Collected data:
[START]

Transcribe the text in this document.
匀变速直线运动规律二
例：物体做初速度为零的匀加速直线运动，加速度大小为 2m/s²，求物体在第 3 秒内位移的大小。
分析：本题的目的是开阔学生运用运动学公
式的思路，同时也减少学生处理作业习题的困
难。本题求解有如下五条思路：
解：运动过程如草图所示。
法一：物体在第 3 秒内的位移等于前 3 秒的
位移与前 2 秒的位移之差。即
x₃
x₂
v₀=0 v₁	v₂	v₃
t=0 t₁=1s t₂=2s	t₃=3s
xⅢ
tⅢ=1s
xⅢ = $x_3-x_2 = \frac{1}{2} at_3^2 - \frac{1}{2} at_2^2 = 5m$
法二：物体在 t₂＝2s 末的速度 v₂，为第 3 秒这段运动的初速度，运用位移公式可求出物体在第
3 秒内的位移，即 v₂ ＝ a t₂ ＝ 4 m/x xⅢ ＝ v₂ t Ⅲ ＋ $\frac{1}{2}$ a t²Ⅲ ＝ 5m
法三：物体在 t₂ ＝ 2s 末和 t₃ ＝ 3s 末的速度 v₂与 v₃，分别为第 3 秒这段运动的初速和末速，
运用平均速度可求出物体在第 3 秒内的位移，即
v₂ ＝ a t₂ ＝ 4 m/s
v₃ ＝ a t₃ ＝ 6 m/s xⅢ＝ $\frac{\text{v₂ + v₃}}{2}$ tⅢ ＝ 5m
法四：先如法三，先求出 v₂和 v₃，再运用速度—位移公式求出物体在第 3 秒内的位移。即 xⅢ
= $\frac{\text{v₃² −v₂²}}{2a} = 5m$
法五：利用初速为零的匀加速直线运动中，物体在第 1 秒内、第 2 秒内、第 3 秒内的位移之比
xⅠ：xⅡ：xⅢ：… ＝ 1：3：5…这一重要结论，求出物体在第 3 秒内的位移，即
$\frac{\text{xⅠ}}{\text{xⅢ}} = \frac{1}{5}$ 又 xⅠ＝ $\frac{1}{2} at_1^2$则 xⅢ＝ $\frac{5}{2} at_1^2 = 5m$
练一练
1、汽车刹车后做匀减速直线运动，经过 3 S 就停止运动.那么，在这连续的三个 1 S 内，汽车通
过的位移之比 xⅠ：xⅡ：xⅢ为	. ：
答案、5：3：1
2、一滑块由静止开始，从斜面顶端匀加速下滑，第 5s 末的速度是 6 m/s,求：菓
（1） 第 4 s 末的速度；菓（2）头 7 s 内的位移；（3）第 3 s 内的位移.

[END]

# EXERCISE DIRECTIONS
Repeat back the data above, exact to the last character.

# TASK SOLUTION
Transcribe the text in this document.
匀变速直线运动规律二
例：物体做初速度为零的匀加速直线运动，加速度大小为 2m/s²，求物体在第 3 秒内位移的大小。
分析：本题的目的是开阔学生运用运动学公
式的思路，同时也减少学生处理作业习题的困
难。本题求解有如下五条思路：
解：运动过程如草图所示。
法一：物体在第 3 秒内的位移等于前 3 秒的
位移与前 2 秒的位移之差。即
x₃
x₂
v₀=0 v₁	v₂	v₃
t=0 t₁=1s t₂=2s	t₃=3s
xⅢ
tⅢ=1s
xⅢ = $x_3-x_2 = \frac{1}{2} at_3^2 - \frac{1}{2} at_2^2 = 5m$
法二：物体在 t₂＝2s 末的速度 v₂，为第 3 秒这段运动的初速度，运用位移公式可求出物体在第
3 秒内的位移，即 v₂ ＝ a t₂ ＝ 4 m/x xⅢ ＝ v₂ t Ⅲ ＋ $\frac{1}{2}$ a t²Ⅲ ＝ 5m
法三：物体在 t₂ ＝ 2s 末和 t₃ ＝ 3s 末的速度 v₂与 v₃，分别为第 3 秒这段运动的初速和末速，
运用平均速度可求出物体在第 3 秒内的位移，即
v₂ ＝ a t₂ ＝ 4 m/s
v₃ ＝ a t₃ ＝ 6 m/s xⅢ＝ $\frac{\text{v₂ + v₃}}{2}$ tⅢ ＝ 5m
法四：先如法三，先求出 v₂和 v₃，再运用速度—位移公式求出物体在第 3 秒内的位移。即 xⅢ
= $\frac{\text{v₃² −v₂²}}{2a} = 5m$
法五：利用初速为零的匀加速直线运动中，物体在第 1 秒内、第 2 秒内、第 3 秒内的位移之比
xⅠ：xⅡ：xⅢ：… ＝ 1：3：5…这一重要结论，求出物体在第 3 秒内的位移，即
$\frac{\text{xⅠ}}{\text{xⅢ}} = \frac{1}{5}$ 又 xⅠ＝ $\frac{1}{2} at_1^2$则 xⅢ＝ $\frac{5}{2} at_1^2 = 5m$
练一练
1、汽车刹车后做匀减速直线运动，经过 3 S 就停止运动.那么，在这连续的三个 1 S 内，汽车通
过的位移之比 xⅠ：xⅡ：xⅢ为	. ：
答案、5：3：1
2、一滑块由静止开始，从斜面顶端匀加速下滑，第 5s 末的速度是 6 m/s,求：菓
（1） 第 4 s 末的速度；菓（2）头 7 s 内的位移；（3）第 3 s 内的位移.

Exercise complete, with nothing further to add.